[Collection entries]
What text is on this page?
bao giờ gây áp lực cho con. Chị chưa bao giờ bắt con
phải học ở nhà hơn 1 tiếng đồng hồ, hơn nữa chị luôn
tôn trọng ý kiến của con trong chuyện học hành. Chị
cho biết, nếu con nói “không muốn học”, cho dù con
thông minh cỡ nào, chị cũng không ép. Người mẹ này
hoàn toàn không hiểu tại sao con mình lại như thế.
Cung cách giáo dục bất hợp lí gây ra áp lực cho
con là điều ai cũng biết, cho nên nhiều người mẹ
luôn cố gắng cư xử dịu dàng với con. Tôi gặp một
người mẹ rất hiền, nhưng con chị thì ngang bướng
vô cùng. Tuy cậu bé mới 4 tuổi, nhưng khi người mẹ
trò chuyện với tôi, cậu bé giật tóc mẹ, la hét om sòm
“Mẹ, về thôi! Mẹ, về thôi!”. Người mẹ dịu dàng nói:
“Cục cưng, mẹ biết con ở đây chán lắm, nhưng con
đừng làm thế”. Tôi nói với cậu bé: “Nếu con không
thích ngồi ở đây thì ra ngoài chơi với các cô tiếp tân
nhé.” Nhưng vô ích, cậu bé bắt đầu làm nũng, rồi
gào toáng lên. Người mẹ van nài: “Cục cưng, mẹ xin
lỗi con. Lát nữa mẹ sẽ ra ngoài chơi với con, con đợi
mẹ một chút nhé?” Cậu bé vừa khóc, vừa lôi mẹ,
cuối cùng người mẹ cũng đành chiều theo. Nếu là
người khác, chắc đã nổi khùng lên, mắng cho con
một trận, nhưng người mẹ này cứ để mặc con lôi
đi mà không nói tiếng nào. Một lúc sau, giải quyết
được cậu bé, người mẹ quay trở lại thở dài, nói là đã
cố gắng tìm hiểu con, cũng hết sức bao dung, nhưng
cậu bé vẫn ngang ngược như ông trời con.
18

> Exercise prompt: Look through the entries and find each line that has the string "cưng". Copy those lines.

> Expected output:
“Cục cưng, mẹ biết con ở đây chán lắm, nhưng con
gào toáng lên. Người mẹ van nài: “Cục cưng, mẹ xin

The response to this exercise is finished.